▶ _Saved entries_

━━━━━━

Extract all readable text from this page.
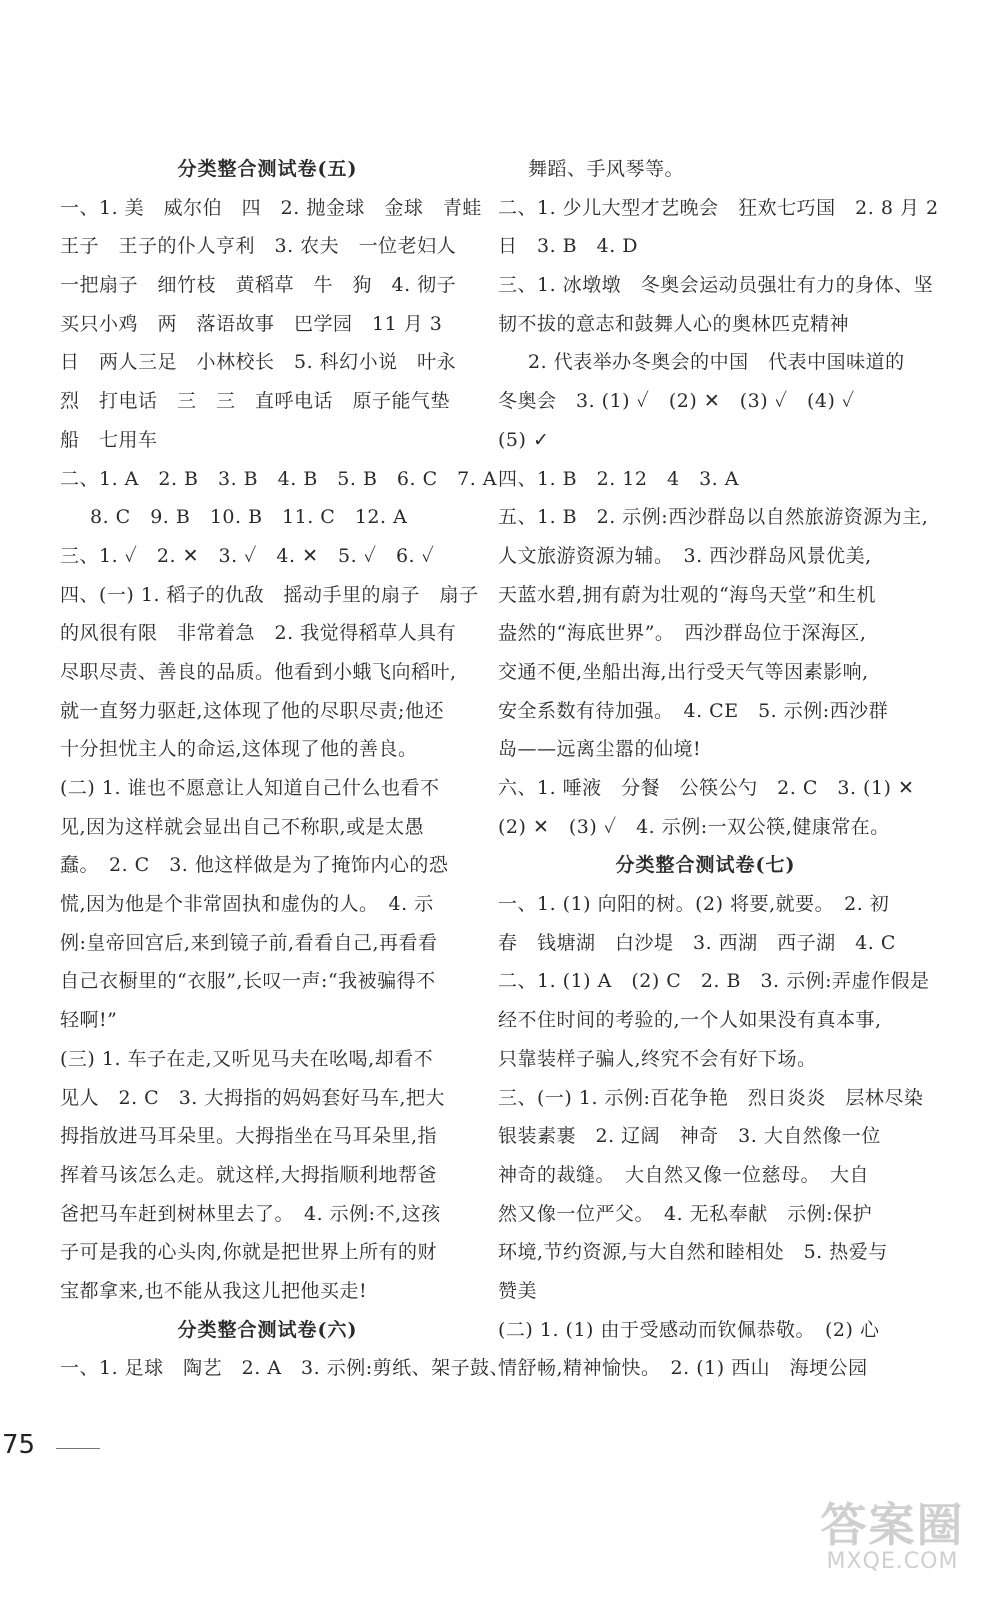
分类整合测试卷(五)
一、1. 美　威尔伯　四　2. 抛金球　金球　青蛙
王子　王子的仆人亨利　3. 农夫　一位老妇人
一把扇子　细竹枝　黄稻草　牛　狗　4. 彻子
买只小鸡　两　落语故事　巴学园　11 月 3
日　两人三足　小林校长　5. 科幻小说　叶永
烈　打电话　三　三　直呼电话　原子能气垫
船　七用车
二、1. A　2. B　3. B　4. B　5. B　6. C　7. A
8. C　9. B　10. B　11. C　12. A
三、1. ✓　2. ✕　3. ✓　4. ✕　5. ✓　6. ✓
四、(一) 1. 稻子的仇敌　摇动手里的扇子　扇子
的风很有限　非常着急　2. 我觉得稻草人具有
尽职尽责、善良的品质。他看到小蛾飞向稻叶,
就一直努力驱赶,这体现了他的尽职尽责;他还
十分担忧主人的命运,这体现了他的善良。
(二) 1. 谁也不愿意让人知道自己什么也看不
见,因为这样就会显出自己不称职,或是太愚
蠢。　2. C　3. 他这样做是为了掩饰内心的恐
慌,因为他是个非常固执和虚伪的人。　4. 示
例:皇帝回宫后,来到镜子前,看看自己,再看看
自己衣橱里的“衣服”,长叹一声:“我被骗得不
轻啊!”
(三) 1. 车子在走,又听见马夫在吆喝,却看不
见人　2. C　3. 大拇指的妈妈套好马车,把大
拇指放进马耳朵里。大拇指坐在马耳朵里,指
挥着马该怎么走。就这样,大拇指顺利地帮爸
爸把马车赶到树林里去了。　4. 示例:不,这孩
子可是我的心头肉,你就是把世界上所有的财
宝都拿来,也不能从我这儿把他买走!
分类整合测试卷(六)
一、1. 足球　陶艺　2. A　3. 示例:剪纸、架子鼓、
舞蹈、手风琴等。
二、1. 少儿大型才艺晚会　狂欢七巧国　2. 8 月 2
日　3. B　4. D
三、1. 冰墩墩　冬奥会运动员强壮有力的身体、坚
韧不拔的意志和鼓舞人心的奥林匹克精神
2. 代表举办冬奥会的中国　代表中国味道的
冬奥会　3. (1) ✓　(2) ✕　(3) ✓　(4) ✓
(5) ✓
四、1. B　2. 12　4　3. A
五、1. B　2. 示例:西沙群岛以自然旅游资源为主,
人文旅游资源为辅。　3. 西沙群岛风景优美,
天蓝水碧,拥有蔚为壮观的“海鸟天堂”和生机
盎然的“海底世界”。　西沙群岛位于深海区,
交通不便,坐船出海,出行受天气等因素影响,
安全系数有待加强。　4. CE　5. 示例:西沙群
岛——远离尘嚣的仙境!
六、1. 唾液　分餐　公筷公勺　2. C　3. (1) ✕
(2) ✕　(3) ✓　4. 示例:一双公筷,健康常在。
分类整合测试卷(七)
一、1. (1) 向阳的树。(2) 将要,就要。　2. 初
春　钱塘湖　白沙堤　3. 西湖　西子湖　4. C
二、1. (1) A　(2) C　2. B　3. 示例:弄虚作假是
经不住时间的考验的,一个人如果没有真本事,
只靠装样子骗人,终究不会有好下场。
三、(一) 1. 示例:百花争艳　烈日炎炎　层林尽染
银装素裹　2. 辽阔　神奇　3. 大自然像一位
神奇的裁缝。　大自然又像一位慈母。　大自
然又像一位严父。　4. 无私奉献　示例:保护
环境,节约资源,与大自然和睦相处　5. 热爱与
赞美
(二) 1. (1) 由于受感动而钦佩恭敬。　(2) 心
情舒畅,精神愉快。　2. (1) 西山　海埂公园
75
答案圈
MXQE.COM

━━━━━━

▶ _Exercise goal_
Reproduce the data above in full, exactly as it is, with the pictures left out.

▶ _Result_
Extract all readable text from this page.
分类整合测试卷(五)
一、1. 美　威尔伯　四　2. 抛金球　金球　青蛙
王子　王子的仆人亨利　3. 农夫　一位老妇人
一把扇子　细竹枝　黄稻草　牛　狗　4. 彻子
买只小鸡　两　落语故事　巴学园　11 月 3
日　两人三足　小林校长　5. 科幻小说　叶永
烈　打电话　三　三　直呼电话　原子能气垫
船　七用车
二、1. A　2. B　3. B　4. B　5. B　6. C　7. A
8. C　9. B　10. B　11. C　12. A
三、1. ✓　2. ✕　3. ✓　4. ✕　5. ✓　6. ✓
四、(一) 1. 稻子的仇敌　摇动手里的扇子　扇子
的风很有限　非常着急　2. 我觉得稻草人具有
尽职尽责、善良的品质。他看到小蛾飞向稻叶,
就一直努力驱赶,这体现了他的尽职尽责;他还
十分担忧主人的命运,这体现了他的善良。
(二) 1. 谁也不愿意让人知道自己什么也看不
见,因为这样就会显出自己不称职,或是太愚
蠢。　2. C　3. 他这样做是为了掩饰内心的恐
慌,因为他是个非常固执和虚伪的人。　4. 示
例:皇帝回宫后,来到镜子前,看看自己,再看看
自己衣橱里的“衣服”,长叹一声:“我被骗得不
轻啊!”
(三) 1. 车子在走,又听见马夫在吆喝,却看不
见人　2. C　3. 大拇指的妈妈套好马车,把大
拇指放进马耳朵里。大拇指坐在马耳朵里,指
挥着马该怎么走。就这样,大拇指顺利地帮爸
爸把马车赶到树林里去了。　4. 示例:不,这孩
子可是我的心头肉,你就是把世界上所有的财
宝都拿来,也不能从我这儿把他买走!
分类整合测试卷(六)
一、1. 足球　陶艺　2. A　3. 示例:剪纸、架子鼓、
舞蹈、手风琴等。
二、1. 少儿大型才艺晚会　狂欢七巧国　2. 8 月 2
日　3. B　4. D
三、1. 冰墩墩　冬奥会运动员强壮有力的身体、坚
韧不拔的意志和鼓舞人心的奥林匹克精神
2. 代表举办冬奥会的中国　代表中国味道的
冬奥会　3. (1) ✓　(2) ✕　(3) ✓　(4) ✓
(5) ✓
四、1. B　2. 12　4　3. A
五、1. B　2. 示例:西沙群岛以自然旅游资源为主,
人文旅游资源为辅。　3. 西沙群岛风景优美,
天蓝水碧,拥有蔚为壮观的“海鸟天堂”和生机
盎然的“海底世界”。　西沙群岛位于深海区,
交通不便,坐船出海,出行受天气等因素影响,
安全系数有待加强。　4. CE　5. 示例:西沙群
岛——远离尘嚣的仙境!
六、1. 唾液　分餐　公筷公勺　2. C　3. (1) ✕
(2) ✕　(3) ✓　4. 示例:一双公筷,健康常在。
分类整合测试卷(七)
一、1. (1) 向阳的树。(2) 将要,就要。　2. 初
春　钱塘湖　白沙堤　3. 西湖　西子湖　4. C
二、1. (1) A　(2) C　2. B　3. 示例:弄虚作假是
经不住时间的考验的,一个人如果没有真本事,
只靠装样子骗人,终究不会有好下场。
三、(一) 1. 示例:百花争艳　烈日炎炎　层林尽染
银装素裹　2. 辽阔　神奇　3. 大自然像一位
神奇的裁缝。　大自然又像一位慈母。　大自
然又像一位严父。　4. 无私奉献　示例:保护
环境,节约资源,与大自然和睦相处　5. 热爱与
赞美
(二) 1. (1) 由于受感动而钦佩恭敬。　(2) 心
情舒畅,精神愉快。　2. (1) 西山　海埂公园
75
答案圈
MXQE.COM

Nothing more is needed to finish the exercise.